Task details:
In the records that follow, show each line where the word "name" is present.

-- START --

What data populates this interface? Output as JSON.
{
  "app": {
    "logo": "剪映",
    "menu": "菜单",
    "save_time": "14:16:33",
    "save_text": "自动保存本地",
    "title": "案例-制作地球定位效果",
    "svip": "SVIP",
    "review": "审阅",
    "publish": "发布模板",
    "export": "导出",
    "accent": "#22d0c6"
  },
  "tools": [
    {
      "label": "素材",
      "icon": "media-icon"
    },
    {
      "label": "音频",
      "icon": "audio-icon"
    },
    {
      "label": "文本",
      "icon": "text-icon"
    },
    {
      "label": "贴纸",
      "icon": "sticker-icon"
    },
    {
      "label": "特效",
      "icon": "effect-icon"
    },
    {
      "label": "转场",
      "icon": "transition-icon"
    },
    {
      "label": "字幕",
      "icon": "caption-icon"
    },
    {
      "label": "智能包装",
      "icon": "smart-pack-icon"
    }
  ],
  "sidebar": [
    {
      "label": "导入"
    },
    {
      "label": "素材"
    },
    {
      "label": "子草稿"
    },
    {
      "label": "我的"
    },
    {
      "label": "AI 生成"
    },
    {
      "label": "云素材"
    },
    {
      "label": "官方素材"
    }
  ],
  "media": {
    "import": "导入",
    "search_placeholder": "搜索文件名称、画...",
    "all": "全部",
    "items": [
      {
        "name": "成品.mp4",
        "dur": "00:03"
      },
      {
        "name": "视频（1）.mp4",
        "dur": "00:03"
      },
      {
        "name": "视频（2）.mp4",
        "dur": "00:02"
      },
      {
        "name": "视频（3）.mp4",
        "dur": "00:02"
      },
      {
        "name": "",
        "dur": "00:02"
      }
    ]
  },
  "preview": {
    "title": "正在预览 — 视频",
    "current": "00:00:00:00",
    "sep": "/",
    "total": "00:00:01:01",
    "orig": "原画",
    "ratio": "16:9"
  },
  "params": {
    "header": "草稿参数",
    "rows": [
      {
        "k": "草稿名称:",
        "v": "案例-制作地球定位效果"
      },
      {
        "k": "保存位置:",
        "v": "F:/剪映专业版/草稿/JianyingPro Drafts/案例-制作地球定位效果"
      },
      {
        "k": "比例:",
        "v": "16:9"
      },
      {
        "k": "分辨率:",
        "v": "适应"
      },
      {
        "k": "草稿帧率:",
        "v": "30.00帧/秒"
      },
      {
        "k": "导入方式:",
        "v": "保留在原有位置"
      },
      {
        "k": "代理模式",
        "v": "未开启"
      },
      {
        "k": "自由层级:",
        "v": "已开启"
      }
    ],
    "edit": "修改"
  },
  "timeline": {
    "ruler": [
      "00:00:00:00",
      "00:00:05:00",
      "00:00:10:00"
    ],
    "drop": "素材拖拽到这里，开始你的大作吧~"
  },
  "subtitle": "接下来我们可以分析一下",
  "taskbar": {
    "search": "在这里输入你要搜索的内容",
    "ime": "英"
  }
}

-- END --

Answer below:
        "name": "成品.mp4",
        "name": "视频（1）.mp4",
        "name": "视频（2）.mp4",
        "name": "视频（3）.mp4",
        "name": "",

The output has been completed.